EXERCISE BRIEF: Write out the complete material exactly as it stands.

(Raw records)
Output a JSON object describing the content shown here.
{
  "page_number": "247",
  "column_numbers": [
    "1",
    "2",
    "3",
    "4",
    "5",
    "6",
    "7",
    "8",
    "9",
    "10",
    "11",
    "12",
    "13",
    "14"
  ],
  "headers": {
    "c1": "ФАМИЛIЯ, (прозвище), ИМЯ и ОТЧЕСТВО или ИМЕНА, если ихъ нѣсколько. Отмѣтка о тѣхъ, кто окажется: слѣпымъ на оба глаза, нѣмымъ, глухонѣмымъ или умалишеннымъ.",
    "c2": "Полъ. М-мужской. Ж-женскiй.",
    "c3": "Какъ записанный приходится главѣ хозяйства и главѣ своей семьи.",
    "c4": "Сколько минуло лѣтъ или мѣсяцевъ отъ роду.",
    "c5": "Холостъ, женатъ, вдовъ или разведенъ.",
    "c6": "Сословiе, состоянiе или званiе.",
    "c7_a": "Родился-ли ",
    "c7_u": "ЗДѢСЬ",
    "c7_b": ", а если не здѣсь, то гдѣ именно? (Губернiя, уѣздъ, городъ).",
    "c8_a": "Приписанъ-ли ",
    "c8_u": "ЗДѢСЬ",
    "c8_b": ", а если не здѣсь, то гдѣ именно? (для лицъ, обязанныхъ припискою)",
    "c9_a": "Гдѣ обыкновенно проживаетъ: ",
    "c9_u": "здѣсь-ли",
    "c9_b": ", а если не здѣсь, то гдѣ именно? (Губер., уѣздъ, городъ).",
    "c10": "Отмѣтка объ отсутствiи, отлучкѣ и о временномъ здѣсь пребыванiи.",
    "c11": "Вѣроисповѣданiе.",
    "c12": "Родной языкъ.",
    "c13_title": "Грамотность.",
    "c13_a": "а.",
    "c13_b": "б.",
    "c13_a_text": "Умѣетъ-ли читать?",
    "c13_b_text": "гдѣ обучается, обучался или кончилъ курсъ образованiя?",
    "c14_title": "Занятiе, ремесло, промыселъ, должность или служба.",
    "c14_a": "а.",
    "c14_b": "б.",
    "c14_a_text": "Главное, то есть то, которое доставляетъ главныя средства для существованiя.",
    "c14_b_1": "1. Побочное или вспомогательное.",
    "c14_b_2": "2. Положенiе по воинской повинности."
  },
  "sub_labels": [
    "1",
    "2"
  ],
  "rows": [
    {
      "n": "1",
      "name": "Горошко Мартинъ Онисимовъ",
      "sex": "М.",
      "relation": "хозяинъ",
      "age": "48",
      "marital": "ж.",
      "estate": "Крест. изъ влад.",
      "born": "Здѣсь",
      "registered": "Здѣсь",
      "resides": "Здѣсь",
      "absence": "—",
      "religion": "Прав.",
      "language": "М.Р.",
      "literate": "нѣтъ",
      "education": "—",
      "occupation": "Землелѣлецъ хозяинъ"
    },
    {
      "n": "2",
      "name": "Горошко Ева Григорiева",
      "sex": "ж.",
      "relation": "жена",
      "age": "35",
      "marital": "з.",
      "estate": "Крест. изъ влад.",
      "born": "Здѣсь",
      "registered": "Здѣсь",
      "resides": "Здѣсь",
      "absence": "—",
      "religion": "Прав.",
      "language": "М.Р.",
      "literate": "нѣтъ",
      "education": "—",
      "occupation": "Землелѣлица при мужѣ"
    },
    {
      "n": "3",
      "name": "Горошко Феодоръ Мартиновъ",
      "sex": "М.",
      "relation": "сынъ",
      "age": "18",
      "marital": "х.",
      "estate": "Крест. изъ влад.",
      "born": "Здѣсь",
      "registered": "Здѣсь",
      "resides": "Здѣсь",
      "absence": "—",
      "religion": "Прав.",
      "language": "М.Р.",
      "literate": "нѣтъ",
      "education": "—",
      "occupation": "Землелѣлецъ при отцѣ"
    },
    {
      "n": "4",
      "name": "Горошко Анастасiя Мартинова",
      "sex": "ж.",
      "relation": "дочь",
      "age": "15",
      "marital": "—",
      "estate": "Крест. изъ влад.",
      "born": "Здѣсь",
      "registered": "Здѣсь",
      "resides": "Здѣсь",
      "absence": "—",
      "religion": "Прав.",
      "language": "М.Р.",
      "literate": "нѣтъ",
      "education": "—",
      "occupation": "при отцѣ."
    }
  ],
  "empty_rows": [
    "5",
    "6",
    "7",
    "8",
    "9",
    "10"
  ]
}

PROBLEM SOLUTION:
Output a JSON object describing the content shown here.
{
  "page_number": "247",
  "column_numbers": [
    "1",
    "2",
    "3",
    "4",
    "5",
    "6",
    "7",
    "8",
    "9",
    "10",
    "11",
    "12",
    "13",
    "14"
  ],
  "headers": {
    "c1": "ФАМИЛIЯ, (прозвище), ИМЯ и ОТЧЕСТВО или ИМЕНА, если ихъ нѣсколько. Отмѣтка о тѣхъ, кто окажется: слѣпымъ на оба глаза, нѣмымъ, глухонѣмымъ или умалишеннымъ.",
    "c2": "Полъ. М-мужской. Ж-женскiй.",
    "c3": "Какъ записанный приходится главѣ хозяйства и главѣ своей семьи.",
    "c4": "Сколько минуло лѣтъ или мѣсяцевъ отъ роду.",
    "c5": "Холостъ, женатъ, вдовъ или разведенъ.",
    "c6": "Сословiе, состоянiе или званiе.",
    "c7_a": "Родился-ли ",
    "c7_u": "ЗДѢСЬ",
    "c7_b": ", а если не здѣсь, то гдѣ именно? (Губернiя, уѣздъ, городъ).",
    "c8_a": "Приписанъ-ли ",
    "c8_u": "ЗДѢСЬ",
    "c8_b": ", а если не здѣсь, то гдѣ именно? (для лицъ, обязанныхъ припискою)",
    "c9_a": "Гдѣ обыкновенно проживаетъ: ",
    "c9_u": "здѣсь-ли",
    "c9_b": ", а если не здѣсь, то гдѣ именно? (Губер., уѣздъ, городъ).",
    "c10": "Отмѣтка объ отсутствiи, отлучкѣ и о временномъ здѣсь пребыванiи.",
    "c11": "Вѣроисповѣданiе.",
    "c12": "Родной языкъ.",
    "c13_title": "Грамотность.",
    "c13_a": "а.",
    "c13_b": "б.",
    "c13_a_text": "Умѣетъ-ли читать?",
    "c13_b_text": "гдѣ обучается, обучался или кончилъ курсъ образованiя?",
    "c14_title": "Занятiе, ремесло, промыселъ, должность или служба.",
    "c14_a": "а.",
    "c14_b": "б.",
    "c14_a_text": "Главное, то есть то, которое доставляетъ главныя средства для существованiя.",
    "c14_b_1": "1. Побочное или вспомогательное.",
    "c14_b_2": "2. Положенiе по воинской повинности."
  },
  "sub_labels": [
    "1",
    "2"
  ],
  "rows": [
    {
      "n": "1",
      "name": "Горошко Мартинъ Онисимовъ",
      "sex": "М.",
      "relation": "хозяинъ",
      "age": "48",
      "marital": "ж.",
      "estate": "Крест. изъ влад.",
      "born": "Здѣсь",
      "registered": "Здѣсь",
      "resides": "Здѣсь",
      "absence": "—",
      "religion": "Прав.",
      "language": "М.Р.",
      "literate": "нѣтъ",
      "education": "—",
      "occupation": "Землелѣлецъ хозяинъ"
    },
    {
      "n": "2",
      "name": "Горошко Ева Григорiева",
      "sex": "ж.",
      "relation": "жена",
      "age": "35",
      "marital": "з.",
      "estate": "Крест. изъ влад.",
      "born": "Здѣсь",
      "registered": "Здѣсь",
      "resides": "Здѣсь",
      "absence": "—",
      "religion": "Прав.",
      "language": "М.Р.",
      "literate": "нѣтъ",
      "education": "—",
      "occupation": "Землелѣлица при мужѣ"
    },
    {
      "n": "3",
      "name": "Горошко Феодоръ Мартиновъ",
      "sex": "М.",
      "relation": "сынъ",
      "age": "18",
      "marital": "х.",
      "estate": "Крест. изъ влад.",
      "born": "Здѣсь",
      "registered": "Здѣсь",
      "resides": "Здѣсь",
      "absence": "—",
      "religion": "Прав.",
      "language": "М.Р.",
      "literate": "нѣтъ",
      "education": "—",
      "occupation": "Землелѣлецъ при отцѣ"
    },
    {
      "n": "4",
      "name": "Горошко Анастасiя Мартинова",
      "sex": "ж.",
      "relation": "дочь",
      "age": "15",
      "marital": "—",
      "estate": "Крест. изъ влад.",
      "born": "Здѣсь",
      "registered": "Здѣсь",
      "resides": "Здѣсь",
      "absence": "—",
      "religion": "Прав.",
      "language": "М.Р.",
      "literate": "нѣтъ",
      "education": "—",
      "occupation": "при отцѣ."
    }
  ],
  "empty_rows": [
    "5",
    "6",
    "7",
    "8",
    "9",
    "10"
  ]
}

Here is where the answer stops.